:: WHAT IS NEEDED ::
Using the data below, gather each line that includes the word "UNAN".

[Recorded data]
##############################

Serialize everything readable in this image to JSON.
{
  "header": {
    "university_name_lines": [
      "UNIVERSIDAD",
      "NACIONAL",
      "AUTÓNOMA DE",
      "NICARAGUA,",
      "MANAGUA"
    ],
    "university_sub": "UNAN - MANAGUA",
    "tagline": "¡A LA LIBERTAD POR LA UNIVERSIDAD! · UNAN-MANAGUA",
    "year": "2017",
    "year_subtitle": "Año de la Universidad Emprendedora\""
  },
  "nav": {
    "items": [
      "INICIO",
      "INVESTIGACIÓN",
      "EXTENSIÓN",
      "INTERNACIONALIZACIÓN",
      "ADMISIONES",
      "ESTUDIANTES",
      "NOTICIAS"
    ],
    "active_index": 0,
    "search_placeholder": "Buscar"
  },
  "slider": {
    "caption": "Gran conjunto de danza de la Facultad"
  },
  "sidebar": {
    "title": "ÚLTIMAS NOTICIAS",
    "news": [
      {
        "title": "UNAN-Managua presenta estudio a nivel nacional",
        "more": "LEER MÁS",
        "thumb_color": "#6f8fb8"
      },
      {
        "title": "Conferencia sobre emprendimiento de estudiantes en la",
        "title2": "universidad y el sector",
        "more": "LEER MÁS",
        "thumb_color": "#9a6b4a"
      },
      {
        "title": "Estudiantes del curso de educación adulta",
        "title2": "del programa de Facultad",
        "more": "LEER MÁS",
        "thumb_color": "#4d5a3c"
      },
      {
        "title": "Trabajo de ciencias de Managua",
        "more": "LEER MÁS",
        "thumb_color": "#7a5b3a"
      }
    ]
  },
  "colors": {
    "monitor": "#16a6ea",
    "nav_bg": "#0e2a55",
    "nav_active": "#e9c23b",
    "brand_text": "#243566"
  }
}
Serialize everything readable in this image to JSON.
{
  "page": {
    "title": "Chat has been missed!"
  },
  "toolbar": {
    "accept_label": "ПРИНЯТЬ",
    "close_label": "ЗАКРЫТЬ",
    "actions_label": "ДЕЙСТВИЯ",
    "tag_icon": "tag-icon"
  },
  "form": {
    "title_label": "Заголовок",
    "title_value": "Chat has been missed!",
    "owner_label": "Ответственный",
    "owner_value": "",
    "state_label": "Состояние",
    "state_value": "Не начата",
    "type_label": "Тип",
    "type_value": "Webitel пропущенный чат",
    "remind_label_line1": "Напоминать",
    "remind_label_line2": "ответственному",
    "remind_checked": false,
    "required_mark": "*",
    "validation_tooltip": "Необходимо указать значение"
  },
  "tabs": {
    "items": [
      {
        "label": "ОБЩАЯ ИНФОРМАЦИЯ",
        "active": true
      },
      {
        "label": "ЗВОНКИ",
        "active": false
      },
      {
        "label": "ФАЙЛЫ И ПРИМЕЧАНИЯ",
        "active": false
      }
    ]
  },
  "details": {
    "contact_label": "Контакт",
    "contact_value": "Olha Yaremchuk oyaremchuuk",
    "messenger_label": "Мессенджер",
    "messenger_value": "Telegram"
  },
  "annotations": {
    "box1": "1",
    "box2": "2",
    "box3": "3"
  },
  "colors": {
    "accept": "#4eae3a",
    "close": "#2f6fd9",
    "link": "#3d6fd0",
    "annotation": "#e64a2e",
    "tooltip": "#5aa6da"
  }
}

##############################

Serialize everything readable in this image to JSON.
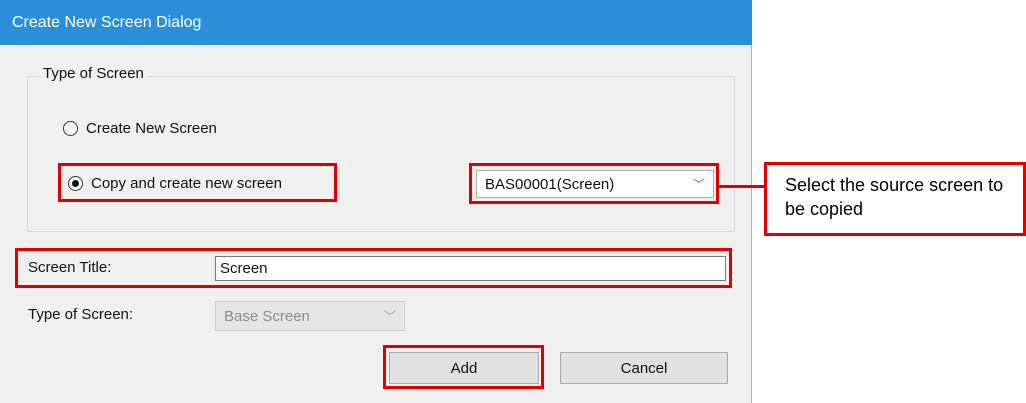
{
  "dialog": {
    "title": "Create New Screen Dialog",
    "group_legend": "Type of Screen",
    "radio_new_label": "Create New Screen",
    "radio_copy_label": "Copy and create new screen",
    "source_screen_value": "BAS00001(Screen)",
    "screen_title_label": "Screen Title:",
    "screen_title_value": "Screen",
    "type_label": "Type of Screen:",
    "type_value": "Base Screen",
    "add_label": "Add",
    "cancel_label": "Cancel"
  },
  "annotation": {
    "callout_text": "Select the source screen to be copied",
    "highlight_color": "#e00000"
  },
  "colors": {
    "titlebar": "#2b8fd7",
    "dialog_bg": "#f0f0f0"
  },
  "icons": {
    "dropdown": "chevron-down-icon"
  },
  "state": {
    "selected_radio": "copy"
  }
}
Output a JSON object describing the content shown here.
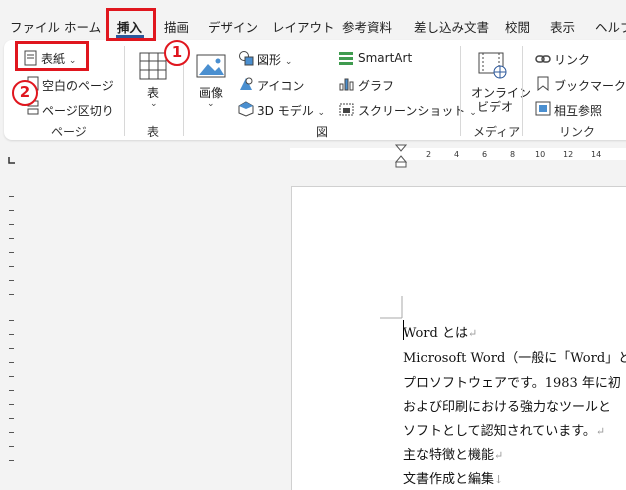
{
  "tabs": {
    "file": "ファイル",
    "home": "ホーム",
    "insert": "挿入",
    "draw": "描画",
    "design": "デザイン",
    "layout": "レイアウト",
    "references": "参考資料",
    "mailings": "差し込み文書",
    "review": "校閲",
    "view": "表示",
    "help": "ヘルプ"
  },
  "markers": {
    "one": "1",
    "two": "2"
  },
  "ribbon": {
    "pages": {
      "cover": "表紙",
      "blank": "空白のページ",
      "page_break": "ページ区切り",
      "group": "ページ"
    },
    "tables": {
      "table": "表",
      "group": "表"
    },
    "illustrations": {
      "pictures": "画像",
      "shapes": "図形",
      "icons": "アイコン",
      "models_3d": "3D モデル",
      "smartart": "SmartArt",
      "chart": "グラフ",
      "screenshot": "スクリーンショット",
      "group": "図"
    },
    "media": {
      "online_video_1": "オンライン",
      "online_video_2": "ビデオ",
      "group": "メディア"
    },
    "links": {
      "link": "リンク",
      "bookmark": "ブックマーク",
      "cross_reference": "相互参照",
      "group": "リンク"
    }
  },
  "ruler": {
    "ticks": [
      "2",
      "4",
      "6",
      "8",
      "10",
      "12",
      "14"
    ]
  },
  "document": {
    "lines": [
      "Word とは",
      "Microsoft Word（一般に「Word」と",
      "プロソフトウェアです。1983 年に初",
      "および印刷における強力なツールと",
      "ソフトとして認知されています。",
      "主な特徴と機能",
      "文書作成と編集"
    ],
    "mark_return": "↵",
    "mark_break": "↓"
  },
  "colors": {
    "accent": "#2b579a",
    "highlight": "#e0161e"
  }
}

##############################

:: TASK ANSWER ::
    "university_sub": "UNAN - MANAGUA",
    "tagline": "¡A LA LIBERTAD POR LA UNIVERSIDAD! · UNAN-MANAGUA",
        "title": "UNAN-Managua presenta estudio a nivel nacional",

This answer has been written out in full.